Saved entries:
● ● ●
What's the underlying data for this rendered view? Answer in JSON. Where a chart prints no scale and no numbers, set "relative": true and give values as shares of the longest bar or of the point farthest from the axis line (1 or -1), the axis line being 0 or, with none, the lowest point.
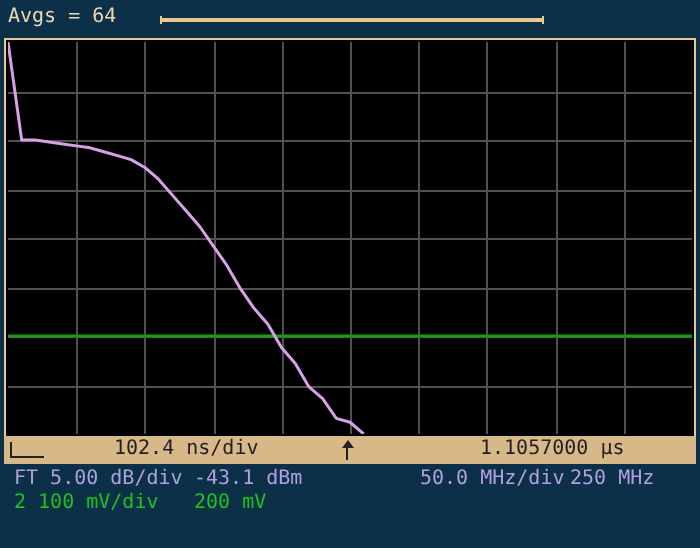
{
  "chart_data": {
    "type": "line",
    "relative": true,
    "grid": true,
    "title": "Avgs = 64",
    "categories": [
      null,
      null,
      null,
      null,
      null,
      null,
      null,
      null,
      null,
      null,
      null,
      null,
      null,
      null,
      null,
      null,
      null,
      null,
      null,
      null,
      null,
      null,
      null,
      null,
      null,
      null,
      null,
      null,
      null,
      null,
      null,
      null,
      null,
      null,
      null,
      null,
      null,
      null,
      null,
      null,
      null,
      null,
      null,
      null,
      null,
      null,
      null,
      null,
      null,
      null,
      null
    ],
    "series": [
      {
        "color": "#d8a0e8",
        "values": [
          1.0,
          0.75,
          0.75,
          0.745,
          0.74,
          0.735,
          0.73,
          0.72,
          0.71,
          0.7,
          0.68,
          0.65,
          0.61,
          0.57,
          0.53,
          0.48,
          0.43,
          0.37,
          0.32,
          0.28,
          0.22,
          0.18,
          0.12,
          0.09,
          0.04,
          0.03,
          0.0,
          null,
          null,
          null,
          null,
          null,
          null,
          null,
          null,
          null,
          null,
          null,
          null,
          null,
          null,
          null,
          null,
          null,
          null,
          null,
          null,
          null,
          null,
          null,
          null
        ]
      },
      {
        "color": "#10a010",
        "values": [
          0.25,
          0.25,
          0.25,
          0.25,
          0.25,
          0.25,
          0.25,
          0.25,
          0.25,
          0.25,
          0.25,
          0.25,
          0.25,
          0.25,
          0.25,
          0.25,
          0.25,
          0.25,
          0.25,
          0.25,
          0.25,
          0.25,
          0.25,
          0.25,
          0.25,
          0.25,
          0.25,
          0.25,
          0.25,
          0.25,
          0.25,
          0.25,
          0.25,
          0.25,
          0.25,
          0.25,
          0.25,
          0.25,
          0.25,
          0.25,
          0.25,
          0.25,
          0.25,
          0.25,
          0.25,
          0.25,
          0.25,
          0.25,
          0.25,
          0.25,
          0.25
        ]
      }
    ],
    "annotations": [
      "102.4 ns/div",
      "1.1057000 µs",
      "FT 5.00 dB/div",
      "-43.1 dBm",
      "50.0 MHz/div",
      "250 MHz",
      "2 100 mV/div",
      "200 mV"
    ]
  }
}
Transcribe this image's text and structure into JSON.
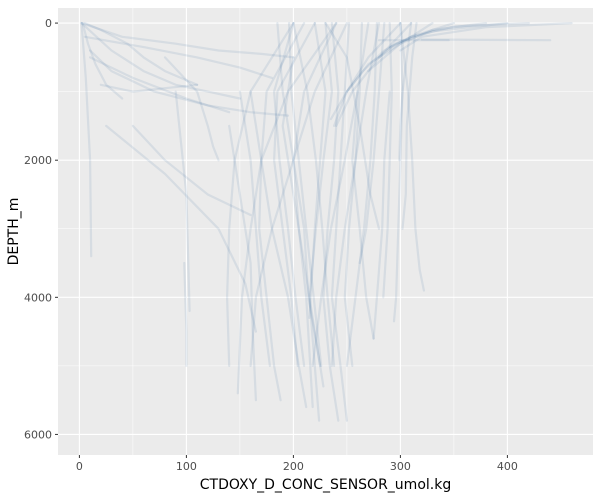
● ● ●
WRITTEN INSTRUCTION: Pictures are to be left out; the records above must be repeated word for word.

TASK ANSWER:
What's the underlying data for this rendered view? Answer in JSON. Where a chart prints no scale and no numbers, set "relative": true and give values as shares of the longest bar or of the point farthest from the axis line (1 or -1), the axis line being 0 or, with none, the lowest point.
{
  "chart_data": {
    "type": "line",
    "relative": true,
    "grid": true,
    "title": "Avgs = 64",
    "categories": [
      null,
      null,
      null,
      null,
      null,
      null,
      null,
      null,
      null,
      null,
      null,
      null,
      null,
      null,
      null,
      null,
      null,
      null,
      null,
      null,
      null,
      null,
      null,
      null,
      null,
      null,
      null,
      null,
      null,
      null,
      null,
      null,
      null,
      null,
      null,
      null,
      null,
      null,
      null,
      null,
      null,
      null,
      null,
      null,
      null,
      null,
      null,
      null,
      null,
      null,
      null
    ],
    "series": [
      {
        "color": "#d8a0e8",
        "values": [
          1.0,
          0.75,
          0.75,
          0.745,
          0.74,
          0.735,
          0.73,
          0.72,
          0.71,
          0.7,
          0.68,
          0.65,
          0.61,
          0.57,
          0.53,
          0.48,
          0.43,
          0.37,
          0.32,
          0.28,
          0.22,
          0.18,
          0.12,
          0.09,
          0.04,
          0.03,
          0.0,
          null,
          null,
          null,
          null,
          null,
          null,
          null,
          null,
          null,
          null,
          null,
          null,
          null,
          null,
          null,
          null,
          null,
          null,
          null,
          null,
          null,
          null,
          null,
          null
        ]
      },
      {
        "color": "#10a010",
        "values": [
          0.25,
          0.25,
          0.25,
          0.25,
          0.25,
          0.25,
          0.25,
          0.25,
          0.25,
          0.25,
          0.25,
          0.25,
          0.25,
          0.25,
          0.25,
          0.25,
          0.25,
          0.25,
          0.25,
          0.25,
          0.25,
          0.25,
          0.25,
          0.25,
          0.25,
          0.25,
          0.25,
          0.25,
          0.25,
          0.25,
          0.25,
          0.25,
          0.25,
          0.25,
          0.25,
          0.25,
          0.25,
          0.25,
          0.25,
          0.25,
          0.25,
          0.25,
          0.25,
          0.25,
          0.25,
          0.25,
          0.25,
          0.25,
          0.25,
          0.25,
          0.25
        ]
      }
    ],
    "annotations": [
      "102.4 ns/div",
      "1.1057000 µs",
      "FT 5.00 dB/div",
      "-43.1 dBm",
      "50.0 MHz/div",
      "250 MHz",
      "2 100 mV/div",
      "200 mV"
    ]
  }
}
Transcribe this image's text and structure into JSON.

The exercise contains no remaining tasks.